-- BEGIN --
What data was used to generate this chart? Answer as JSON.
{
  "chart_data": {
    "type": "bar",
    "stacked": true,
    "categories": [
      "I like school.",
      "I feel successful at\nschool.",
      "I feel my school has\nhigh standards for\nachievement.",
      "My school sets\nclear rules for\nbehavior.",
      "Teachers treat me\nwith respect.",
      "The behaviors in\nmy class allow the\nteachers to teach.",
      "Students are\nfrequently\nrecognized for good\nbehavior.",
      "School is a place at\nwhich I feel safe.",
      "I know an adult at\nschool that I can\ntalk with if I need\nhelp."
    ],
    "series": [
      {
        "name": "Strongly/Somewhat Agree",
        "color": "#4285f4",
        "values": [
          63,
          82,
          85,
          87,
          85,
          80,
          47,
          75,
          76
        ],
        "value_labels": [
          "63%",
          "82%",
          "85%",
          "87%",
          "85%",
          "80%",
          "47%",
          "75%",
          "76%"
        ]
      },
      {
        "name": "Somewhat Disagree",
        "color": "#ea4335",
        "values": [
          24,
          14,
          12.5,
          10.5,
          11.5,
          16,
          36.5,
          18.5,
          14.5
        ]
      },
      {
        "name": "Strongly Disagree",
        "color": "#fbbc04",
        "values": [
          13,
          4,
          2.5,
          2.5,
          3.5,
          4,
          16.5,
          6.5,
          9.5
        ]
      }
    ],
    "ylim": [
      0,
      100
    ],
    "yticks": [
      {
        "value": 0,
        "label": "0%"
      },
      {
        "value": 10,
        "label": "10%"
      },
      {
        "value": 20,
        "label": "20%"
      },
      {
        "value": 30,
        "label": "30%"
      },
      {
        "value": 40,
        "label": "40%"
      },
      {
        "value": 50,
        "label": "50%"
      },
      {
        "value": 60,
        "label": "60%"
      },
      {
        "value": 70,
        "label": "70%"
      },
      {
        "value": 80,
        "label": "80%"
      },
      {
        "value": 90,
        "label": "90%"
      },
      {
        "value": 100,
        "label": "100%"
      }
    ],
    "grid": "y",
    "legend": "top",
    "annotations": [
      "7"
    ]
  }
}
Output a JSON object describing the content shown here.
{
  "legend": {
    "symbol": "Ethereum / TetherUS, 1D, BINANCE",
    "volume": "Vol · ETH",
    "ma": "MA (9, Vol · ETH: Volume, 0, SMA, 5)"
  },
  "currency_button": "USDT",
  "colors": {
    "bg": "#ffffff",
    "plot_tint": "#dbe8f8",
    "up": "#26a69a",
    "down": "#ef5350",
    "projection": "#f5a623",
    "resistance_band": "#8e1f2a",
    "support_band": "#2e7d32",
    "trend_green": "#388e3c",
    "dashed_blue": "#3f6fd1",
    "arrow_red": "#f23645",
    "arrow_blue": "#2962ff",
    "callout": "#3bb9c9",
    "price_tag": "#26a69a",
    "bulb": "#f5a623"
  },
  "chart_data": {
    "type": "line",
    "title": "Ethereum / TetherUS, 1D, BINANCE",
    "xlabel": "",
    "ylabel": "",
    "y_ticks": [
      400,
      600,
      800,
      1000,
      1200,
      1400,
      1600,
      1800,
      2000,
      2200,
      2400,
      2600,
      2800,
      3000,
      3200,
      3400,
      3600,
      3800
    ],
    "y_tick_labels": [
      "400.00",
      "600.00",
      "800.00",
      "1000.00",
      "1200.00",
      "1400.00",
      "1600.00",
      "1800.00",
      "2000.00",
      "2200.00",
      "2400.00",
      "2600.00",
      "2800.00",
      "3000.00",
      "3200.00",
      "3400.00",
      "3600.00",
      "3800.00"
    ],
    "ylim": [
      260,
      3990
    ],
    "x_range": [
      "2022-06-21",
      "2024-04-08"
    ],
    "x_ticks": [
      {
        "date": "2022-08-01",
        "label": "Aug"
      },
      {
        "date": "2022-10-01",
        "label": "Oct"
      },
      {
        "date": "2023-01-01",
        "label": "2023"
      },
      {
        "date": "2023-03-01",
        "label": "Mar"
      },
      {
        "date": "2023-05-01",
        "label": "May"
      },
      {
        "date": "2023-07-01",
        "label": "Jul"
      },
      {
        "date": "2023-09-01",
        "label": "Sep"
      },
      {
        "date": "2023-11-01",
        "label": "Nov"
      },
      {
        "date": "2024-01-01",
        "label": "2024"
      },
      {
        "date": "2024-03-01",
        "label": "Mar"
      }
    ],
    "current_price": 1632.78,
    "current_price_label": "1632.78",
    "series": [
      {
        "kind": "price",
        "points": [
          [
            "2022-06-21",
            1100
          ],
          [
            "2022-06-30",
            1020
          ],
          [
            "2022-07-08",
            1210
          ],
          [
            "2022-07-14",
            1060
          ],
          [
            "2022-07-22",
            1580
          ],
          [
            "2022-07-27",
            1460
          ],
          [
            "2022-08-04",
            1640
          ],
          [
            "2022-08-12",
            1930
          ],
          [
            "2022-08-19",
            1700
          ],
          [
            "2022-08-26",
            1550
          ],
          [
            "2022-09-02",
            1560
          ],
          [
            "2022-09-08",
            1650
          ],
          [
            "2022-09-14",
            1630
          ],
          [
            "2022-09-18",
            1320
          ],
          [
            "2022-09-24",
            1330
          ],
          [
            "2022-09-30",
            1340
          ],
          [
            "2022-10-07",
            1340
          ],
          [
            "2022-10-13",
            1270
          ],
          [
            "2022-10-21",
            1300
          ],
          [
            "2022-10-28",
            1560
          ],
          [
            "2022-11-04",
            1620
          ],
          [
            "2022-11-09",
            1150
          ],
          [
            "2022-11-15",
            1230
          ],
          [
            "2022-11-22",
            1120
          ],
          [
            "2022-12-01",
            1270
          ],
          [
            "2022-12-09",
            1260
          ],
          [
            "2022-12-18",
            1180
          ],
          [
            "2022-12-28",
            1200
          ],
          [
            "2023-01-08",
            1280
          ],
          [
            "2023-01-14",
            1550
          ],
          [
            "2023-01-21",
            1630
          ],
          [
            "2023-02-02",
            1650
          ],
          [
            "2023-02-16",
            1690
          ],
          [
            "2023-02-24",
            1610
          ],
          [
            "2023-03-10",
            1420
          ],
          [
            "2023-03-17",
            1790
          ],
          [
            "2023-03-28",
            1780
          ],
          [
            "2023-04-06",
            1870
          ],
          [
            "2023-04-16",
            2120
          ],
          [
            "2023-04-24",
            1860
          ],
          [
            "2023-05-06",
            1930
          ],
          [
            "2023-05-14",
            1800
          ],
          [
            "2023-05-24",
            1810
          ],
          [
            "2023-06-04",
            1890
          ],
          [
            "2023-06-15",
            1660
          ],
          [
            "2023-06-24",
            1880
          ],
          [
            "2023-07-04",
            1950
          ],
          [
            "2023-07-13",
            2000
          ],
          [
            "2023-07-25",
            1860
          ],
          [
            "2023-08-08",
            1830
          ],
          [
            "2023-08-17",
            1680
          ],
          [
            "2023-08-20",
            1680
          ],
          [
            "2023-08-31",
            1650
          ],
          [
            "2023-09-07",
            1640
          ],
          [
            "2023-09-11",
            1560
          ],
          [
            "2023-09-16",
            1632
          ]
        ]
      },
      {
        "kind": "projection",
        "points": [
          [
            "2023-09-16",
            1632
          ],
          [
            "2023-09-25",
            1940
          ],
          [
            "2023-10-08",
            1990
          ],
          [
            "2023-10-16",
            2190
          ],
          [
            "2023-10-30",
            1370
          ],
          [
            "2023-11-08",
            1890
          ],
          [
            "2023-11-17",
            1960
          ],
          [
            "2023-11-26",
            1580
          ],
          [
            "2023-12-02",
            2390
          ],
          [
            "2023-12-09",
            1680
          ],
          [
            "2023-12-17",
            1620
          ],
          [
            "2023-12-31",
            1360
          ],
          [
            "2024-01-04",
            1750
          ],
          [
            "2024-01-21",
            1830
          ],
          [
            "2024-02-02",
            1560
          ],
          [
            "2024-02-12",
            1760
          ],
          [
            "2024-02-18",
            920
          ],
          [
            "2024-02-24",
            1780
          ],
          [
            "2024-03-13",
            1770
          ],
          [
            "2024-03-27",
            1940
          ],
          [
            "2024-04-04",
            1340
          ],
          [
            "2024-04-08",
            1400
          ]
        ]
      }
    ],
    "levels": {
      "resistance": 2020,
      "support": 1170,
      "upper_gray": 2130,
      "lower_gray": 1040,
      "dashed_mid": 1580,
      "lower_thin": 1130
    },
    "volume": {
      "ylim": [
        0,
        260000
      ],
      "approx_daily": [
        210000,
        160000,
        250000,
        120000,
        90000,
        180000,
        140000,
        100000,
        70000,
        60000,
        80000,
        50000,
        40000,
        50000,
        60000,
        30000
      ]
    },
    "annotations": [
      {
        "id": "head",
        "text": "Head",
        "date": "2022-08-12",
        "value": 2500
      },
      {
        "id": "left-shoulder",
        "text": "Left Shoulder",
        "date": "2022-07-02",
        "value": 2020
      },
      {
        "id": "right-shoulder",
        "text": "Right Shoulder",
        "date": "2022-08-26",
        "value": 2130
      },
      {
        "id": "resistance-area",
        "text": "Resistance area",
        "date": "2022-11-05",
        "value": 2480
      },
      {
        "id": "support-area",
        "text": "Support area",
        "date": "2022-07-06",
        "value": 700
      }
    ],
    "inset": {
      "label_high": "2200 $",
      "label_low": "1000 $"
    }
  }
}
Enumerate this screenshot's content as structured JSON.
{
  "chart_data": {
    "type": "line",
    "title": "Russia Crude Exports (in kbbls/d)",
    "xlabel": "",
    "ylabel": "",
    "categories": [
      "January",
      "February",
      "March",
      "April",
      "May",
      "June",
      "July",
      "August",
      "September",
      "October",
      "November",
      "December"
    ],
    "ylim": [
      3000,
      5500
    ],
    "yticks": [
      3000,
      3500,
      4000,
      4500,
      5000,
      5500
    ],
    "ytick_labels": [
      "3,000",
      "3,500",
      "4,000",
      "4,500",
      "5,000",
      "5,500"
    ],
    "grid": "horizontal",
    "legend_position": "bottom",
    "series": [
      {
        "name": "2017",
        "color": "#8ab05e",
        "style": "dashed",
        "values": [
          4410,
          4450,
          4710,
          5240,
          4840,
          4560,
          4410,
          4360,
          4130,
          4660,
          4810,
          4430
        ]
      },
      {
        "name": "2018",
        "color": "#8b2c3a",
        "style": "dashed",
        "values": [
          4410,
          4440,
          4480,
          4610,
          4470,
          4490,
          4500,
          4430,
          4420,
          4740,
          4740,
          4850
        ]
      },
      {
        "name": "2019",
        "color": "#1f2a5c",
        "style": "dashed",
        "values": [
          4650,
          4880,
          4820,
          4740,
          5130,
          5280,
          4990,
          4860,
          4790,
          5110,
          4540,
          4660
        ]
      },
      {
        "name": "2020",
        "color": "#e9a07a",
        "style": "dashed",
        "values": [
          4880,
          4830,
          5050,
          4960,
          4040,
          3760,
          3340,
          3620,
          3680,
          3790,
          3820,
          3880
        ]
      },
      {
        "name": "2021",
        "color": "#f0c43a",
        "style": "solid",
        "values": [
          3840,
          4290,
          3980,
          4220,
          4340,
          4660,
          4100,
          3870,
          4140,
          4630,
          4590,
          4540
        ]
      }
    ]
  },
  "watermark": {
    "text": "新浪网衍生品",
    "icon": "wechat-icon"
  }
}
-- END --
### Exercise description
Search the records above for "Somewhat". Copy each line where it is found.

### Result
        "name": "Strongly/Somewhat Agree",
        "name": "Somewhat Disagree",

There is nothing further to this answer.